Supplied material:
○ ○ ○ ○ ○ ○ ○

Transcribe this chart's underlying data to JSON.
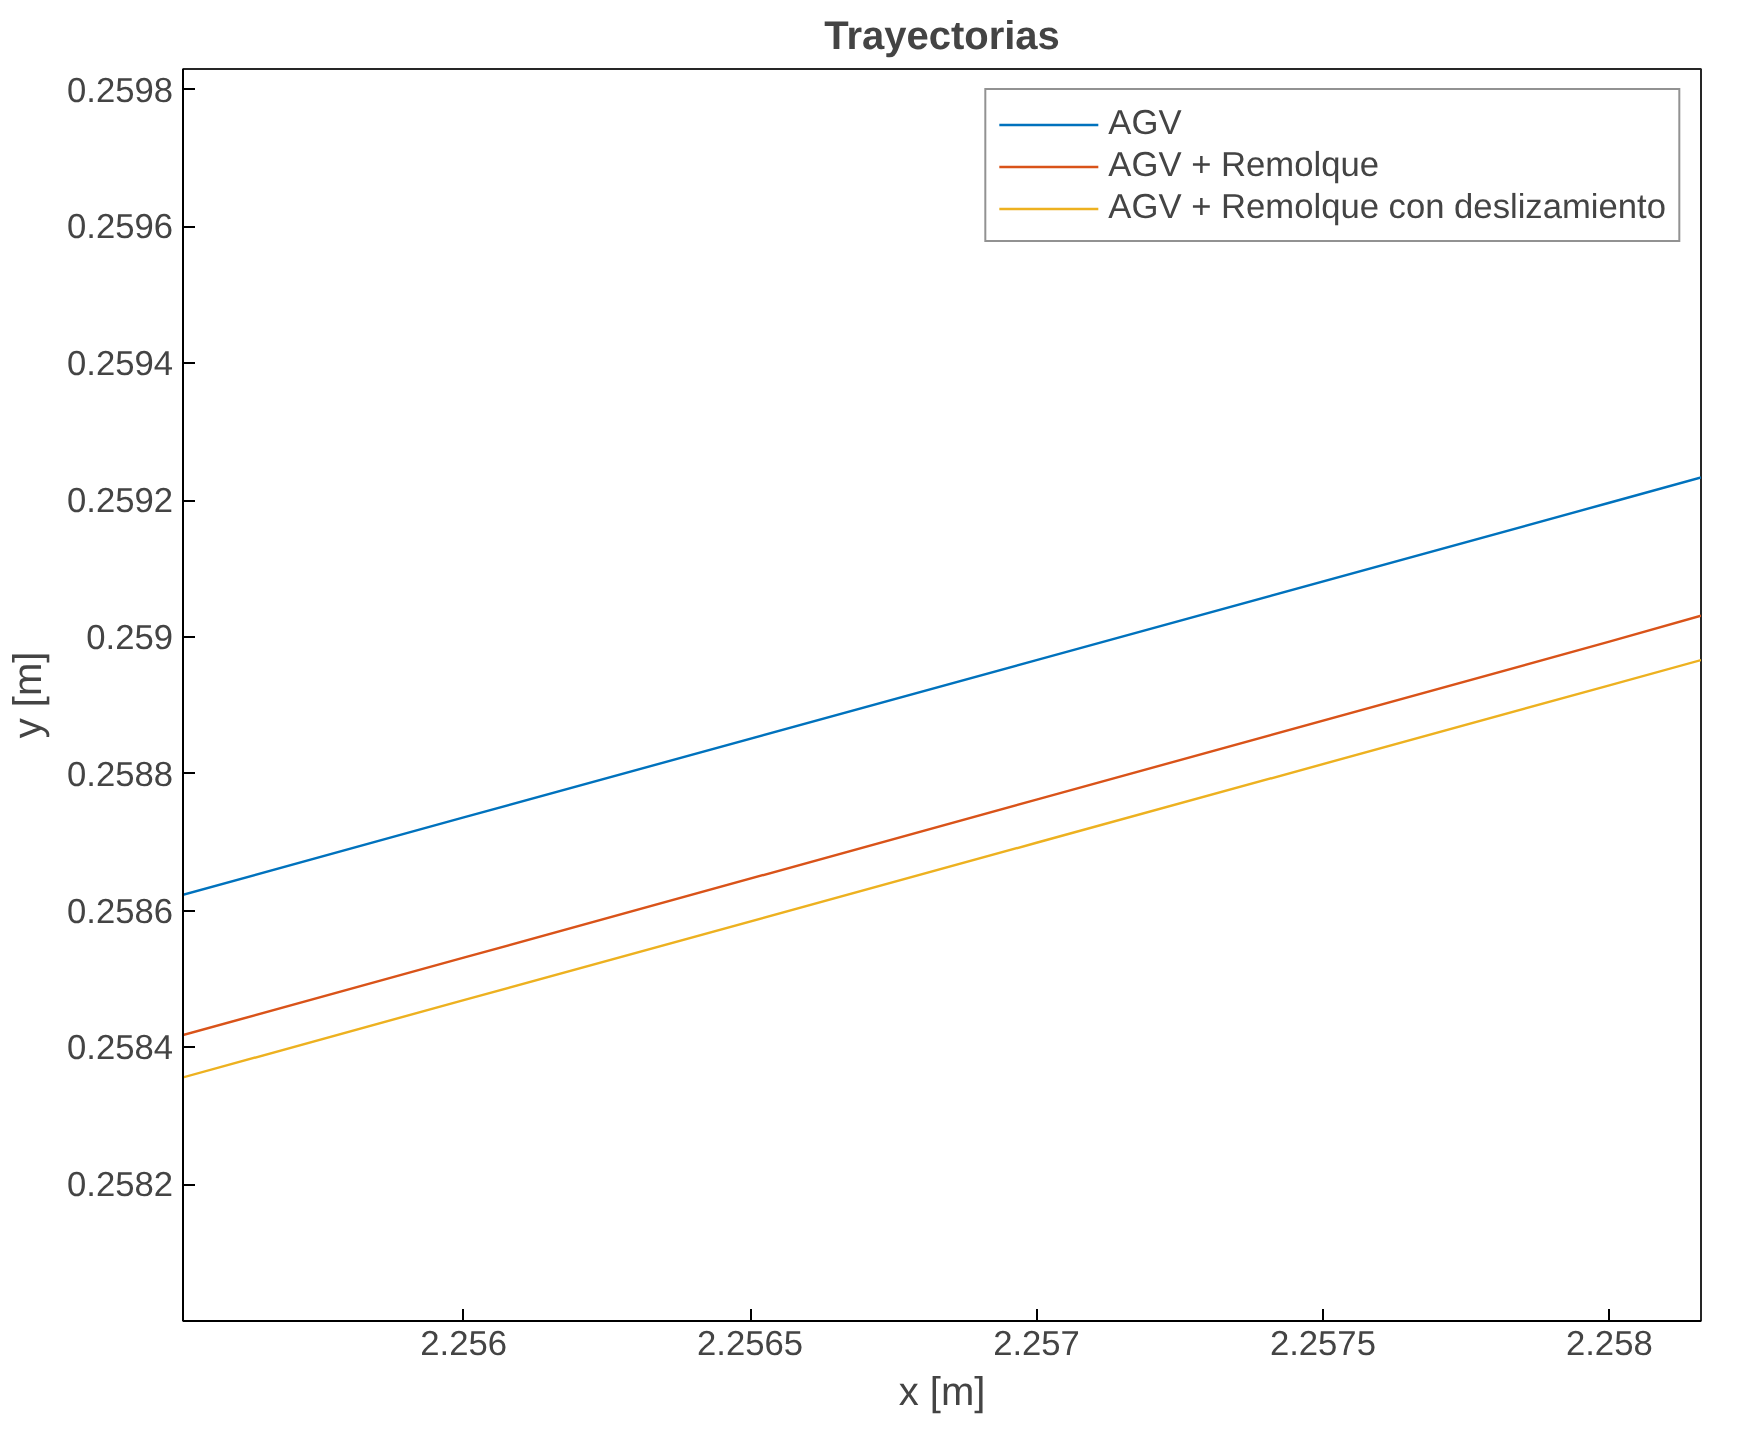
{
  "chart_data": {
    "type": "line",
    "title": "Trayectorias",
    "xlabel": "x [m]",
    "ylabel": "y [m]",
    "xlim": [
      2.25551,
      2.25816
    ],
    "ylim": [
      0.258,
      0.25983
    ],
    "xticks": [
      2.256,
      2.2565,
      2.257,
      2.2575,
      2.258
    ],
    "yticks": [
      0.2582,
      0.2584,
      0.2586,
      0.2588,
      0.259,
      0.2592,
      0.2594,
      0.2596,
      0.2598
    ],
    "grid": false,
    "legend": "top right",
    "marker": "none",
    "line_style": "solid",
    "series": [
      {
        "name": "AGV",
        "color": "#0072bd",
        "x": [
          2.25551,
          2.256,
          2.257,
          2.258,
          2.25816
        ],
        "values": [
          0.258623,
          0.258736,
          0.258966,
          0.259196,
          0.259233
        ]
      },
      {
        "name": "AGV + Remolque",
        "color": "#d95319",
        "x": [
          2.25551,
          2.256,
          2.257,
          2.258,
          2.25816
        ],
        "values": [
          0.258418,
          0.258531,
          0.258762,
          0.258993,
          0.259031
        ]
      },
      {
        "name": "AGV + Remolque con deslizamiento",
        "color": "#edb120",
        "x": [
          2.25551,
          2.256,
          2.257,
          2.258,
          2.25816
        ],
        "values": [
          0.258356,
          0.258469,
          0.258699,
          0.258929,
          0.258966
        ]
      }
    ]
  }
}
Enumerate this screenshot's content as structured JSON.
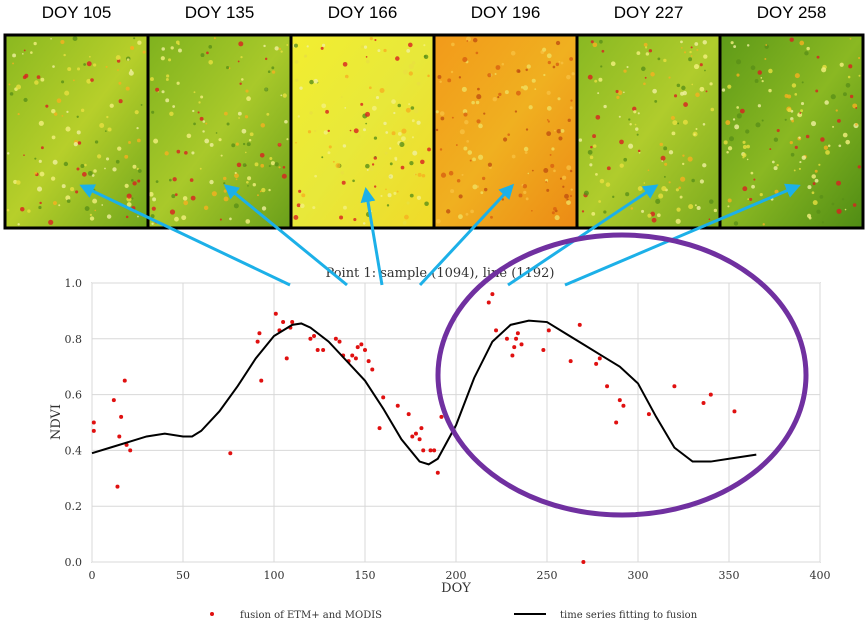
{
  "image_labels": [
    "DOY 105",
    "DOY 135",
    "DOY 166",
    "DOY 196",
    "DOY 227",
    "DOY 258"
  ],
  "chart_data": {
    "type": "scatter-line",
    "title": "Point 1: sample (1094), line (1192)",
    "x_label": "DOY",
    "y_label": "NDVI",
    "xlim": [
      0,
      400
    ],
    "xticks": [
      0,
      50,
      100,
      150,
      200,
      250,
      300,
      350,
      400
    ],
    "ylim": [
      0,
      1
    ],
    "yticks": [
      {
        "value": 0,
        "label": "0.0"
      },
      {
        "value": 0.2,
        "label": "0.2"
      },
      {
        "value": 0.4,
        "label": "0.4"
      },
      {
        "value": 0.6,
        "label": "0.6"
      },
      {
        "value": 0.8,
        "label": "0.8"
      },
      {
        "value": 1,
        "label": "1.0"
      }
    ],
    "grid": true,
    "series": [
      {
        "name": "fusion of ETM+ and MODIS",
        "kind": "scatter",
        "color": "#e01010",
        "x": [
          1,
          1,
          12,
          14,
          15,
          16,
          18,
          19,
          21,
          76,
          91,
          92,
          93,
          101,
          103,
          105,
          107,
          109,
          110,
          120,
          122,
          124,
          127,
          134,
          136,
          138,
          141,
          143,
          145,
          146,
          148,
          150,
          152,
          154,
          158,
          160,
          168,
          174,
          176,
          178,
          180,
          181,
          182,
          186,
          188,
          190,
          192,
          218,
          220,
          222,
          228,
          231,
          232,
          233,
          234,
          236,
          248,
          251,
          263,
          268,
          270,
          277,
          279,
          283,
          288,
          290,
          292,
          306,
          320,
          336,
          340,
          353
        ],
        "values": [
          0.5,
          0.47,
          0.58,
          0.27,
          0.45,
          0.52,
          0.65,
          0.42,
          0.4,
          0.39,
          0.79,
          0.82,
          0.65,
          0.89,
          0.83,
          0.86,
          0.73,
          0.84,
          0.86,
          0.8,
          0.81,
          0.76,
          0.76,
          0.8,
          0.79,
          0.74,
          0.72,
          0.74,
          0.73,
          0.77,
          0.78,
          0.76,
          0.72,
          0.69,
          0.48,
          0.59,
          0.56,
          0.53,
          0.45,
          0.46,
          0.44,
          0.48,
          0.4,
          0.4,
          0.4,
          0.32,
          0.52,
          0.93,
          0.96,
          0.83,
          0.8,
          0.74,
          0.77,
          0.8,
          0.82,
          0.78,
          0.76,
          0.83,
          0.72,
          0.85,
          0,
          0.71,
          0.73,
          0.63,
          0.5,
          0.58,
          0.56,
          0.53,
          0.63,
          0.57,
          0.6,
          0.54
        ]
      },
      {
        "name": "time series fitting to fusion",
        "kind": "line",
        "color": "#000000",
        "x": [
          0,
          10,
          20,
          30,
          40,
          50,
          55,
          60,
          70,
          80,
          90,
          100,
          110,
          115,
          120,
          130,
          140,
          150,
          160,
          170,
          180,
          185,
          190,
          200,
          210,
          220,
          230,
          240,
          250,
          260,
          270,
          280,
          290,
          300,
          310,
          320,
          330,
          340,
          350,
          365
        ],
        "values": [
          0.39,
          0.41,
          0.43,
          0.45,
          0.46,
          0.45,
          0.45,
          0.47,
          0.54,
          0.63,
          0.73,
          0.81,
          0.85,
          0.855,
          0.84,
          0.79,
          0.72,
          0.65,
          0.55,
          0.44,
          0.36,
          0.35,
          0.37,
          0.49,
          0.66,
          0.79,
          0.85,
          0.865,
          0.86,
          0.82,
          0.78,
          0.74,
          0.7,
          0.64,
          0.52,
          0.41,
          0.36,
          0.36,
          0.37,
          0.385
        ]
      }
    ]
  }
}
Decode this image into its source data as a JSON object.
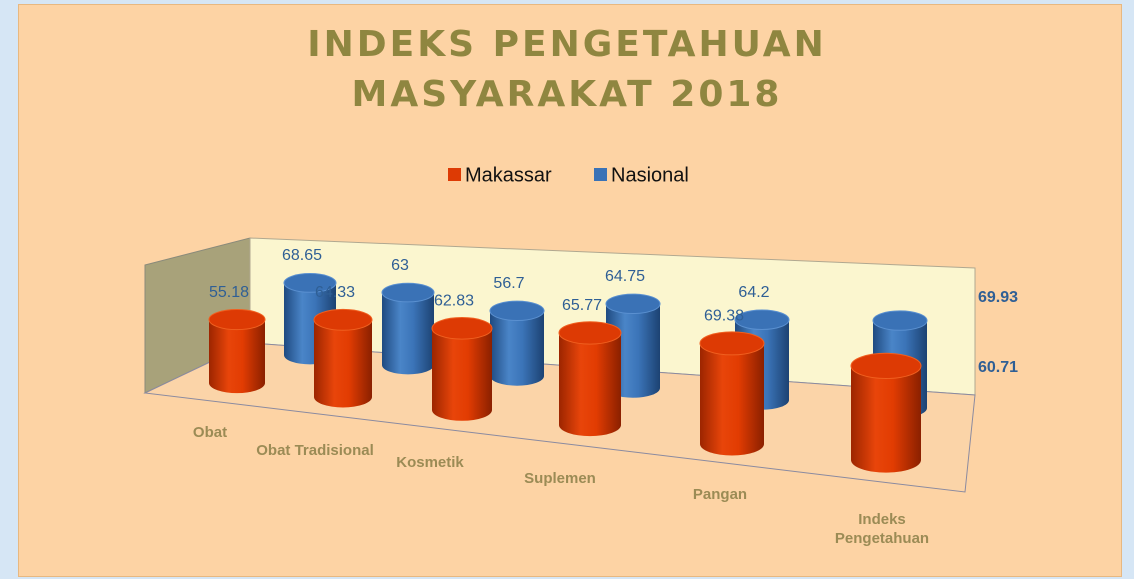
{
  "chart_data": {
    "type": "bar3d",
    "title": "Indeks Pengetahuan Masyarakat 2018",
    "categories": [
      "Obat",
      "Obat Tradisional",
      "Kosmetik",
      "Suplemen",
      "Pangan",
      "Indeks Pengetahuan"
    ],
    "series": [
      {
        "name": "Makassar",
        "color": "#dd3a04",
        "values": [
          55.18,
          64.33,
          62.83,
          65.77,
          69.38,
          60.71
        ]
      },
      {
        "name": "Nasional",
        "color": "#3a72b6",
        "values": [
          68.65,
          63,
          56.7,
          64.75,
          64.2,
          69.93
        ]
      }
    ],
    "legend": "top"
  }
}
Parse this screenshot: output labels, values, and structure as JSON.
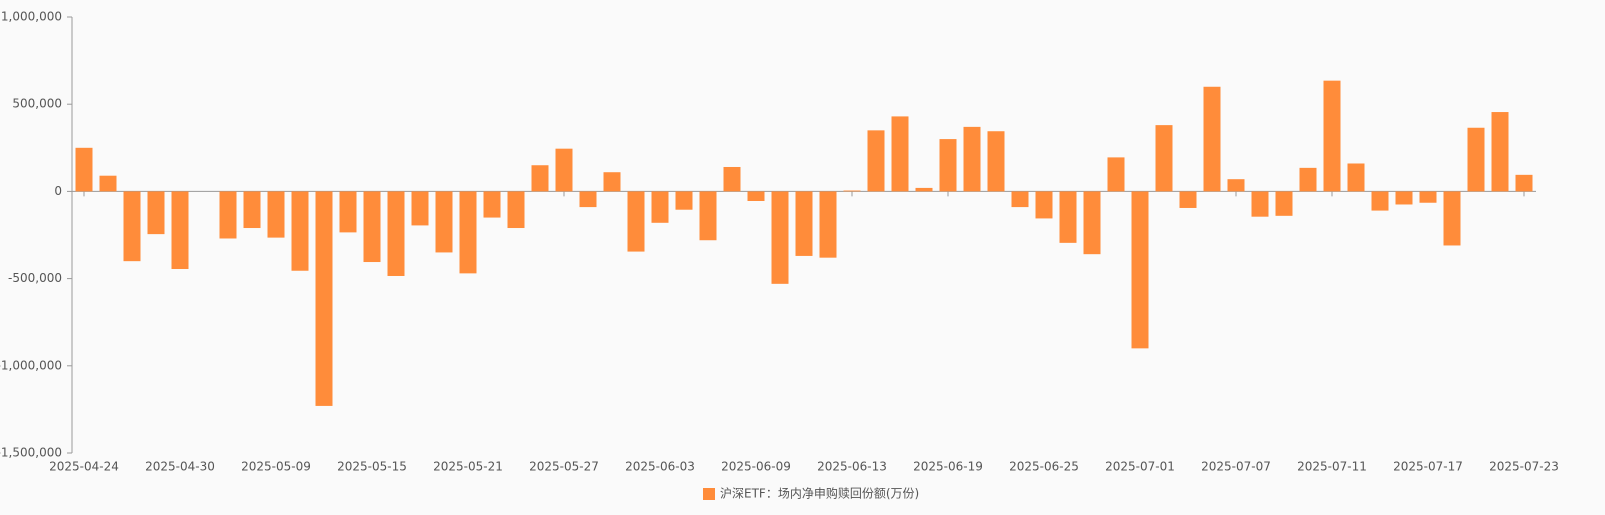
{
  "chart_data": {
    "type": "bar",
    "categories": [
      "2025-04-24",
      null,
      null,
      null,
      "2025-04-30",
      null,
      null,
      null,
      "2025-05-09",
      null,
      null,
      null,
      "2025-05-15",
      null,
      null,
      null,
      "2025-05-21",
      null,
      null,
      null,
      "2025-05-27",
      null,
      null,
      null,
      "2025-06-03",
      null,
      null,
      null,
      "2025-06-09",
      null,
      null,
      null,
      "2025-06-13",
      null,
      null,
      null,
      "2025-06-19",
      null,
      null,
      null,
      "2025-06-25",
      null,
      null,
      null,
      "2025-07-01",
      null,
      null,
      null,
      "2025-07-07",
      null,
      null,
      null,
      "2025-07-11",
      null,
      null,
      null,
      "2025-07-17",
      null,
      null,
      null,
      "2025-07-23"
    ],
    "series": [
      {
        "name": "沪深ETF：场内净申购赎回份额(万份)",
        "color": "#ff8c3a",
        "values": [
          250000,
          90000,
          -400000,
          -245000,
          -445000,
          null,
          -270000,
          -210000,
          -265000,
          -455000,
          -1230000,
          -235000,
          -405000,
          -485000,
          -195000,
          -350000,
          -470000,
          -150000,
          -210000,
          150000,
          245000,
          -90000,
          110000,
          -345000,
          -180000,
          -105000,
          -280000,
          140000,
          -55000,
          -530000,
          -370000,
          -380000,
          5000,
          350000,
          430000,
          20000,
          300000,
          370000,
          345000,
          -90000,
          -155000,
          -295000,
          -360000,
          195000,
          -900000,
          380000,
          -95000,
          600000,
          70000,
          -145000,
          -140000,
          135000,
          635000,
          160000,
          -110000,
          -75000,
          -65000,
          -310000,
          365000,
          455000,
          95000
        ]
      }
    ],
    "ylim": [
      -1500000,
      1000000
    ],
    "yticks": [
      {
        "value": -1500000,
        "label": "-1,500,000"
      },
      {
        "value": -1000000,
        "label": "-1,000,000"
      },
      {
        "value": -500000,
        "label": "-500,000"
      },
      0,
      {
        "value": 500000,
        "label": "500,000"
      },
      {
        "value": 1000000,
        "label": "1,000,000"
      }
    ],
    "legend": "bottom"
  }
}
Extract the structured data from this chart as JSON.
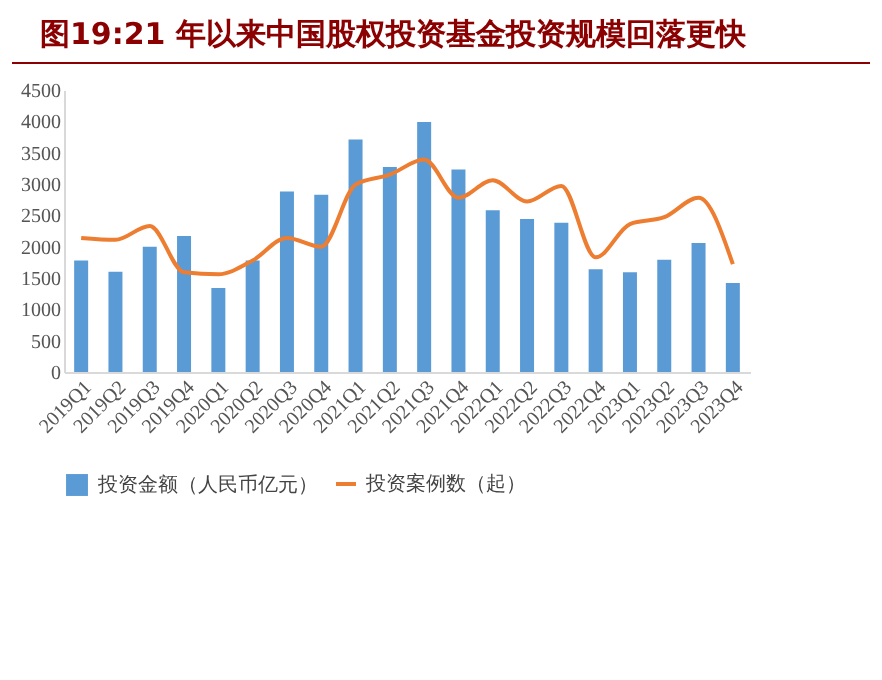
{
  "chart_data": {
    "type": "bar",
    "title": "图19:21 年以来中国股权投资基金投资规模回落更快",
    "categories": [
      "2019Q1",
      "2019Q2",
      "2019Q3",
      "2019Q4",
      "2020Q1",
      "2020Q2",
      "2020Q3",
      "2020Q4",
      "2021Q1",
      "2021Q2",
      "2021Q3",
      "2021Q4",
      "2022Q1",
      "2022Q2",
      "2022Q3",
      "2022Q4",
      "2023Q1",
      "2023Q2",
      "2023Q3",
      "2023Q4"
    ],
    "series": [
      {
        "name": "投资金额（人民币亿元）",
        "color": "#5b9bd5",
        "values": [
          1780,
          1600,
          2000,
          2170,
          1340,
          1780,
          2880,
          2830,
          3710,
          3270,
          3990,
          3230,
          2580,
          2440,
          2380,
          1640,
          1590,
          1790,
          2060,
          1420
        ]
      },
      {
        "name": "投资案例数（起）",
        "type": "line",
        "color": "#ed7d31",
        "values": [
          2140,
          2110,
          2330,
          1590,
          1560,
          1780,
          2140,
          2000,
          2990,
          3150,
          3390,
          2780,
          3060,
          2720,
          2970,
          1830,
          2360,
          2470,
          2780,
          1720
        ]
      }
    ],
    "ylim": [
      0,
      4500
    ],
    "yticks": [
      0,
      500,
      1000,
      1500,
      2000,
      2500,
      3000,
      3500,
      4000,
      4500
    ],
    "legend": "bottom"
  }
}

○ ○ ○ ○ ○ ○ ○

Read the entries and show each line that mentions "Pengetahuan".

    "title": "Indeks Pengetahuan Masyarakat 2018",
      "Indeks Pengetahuan"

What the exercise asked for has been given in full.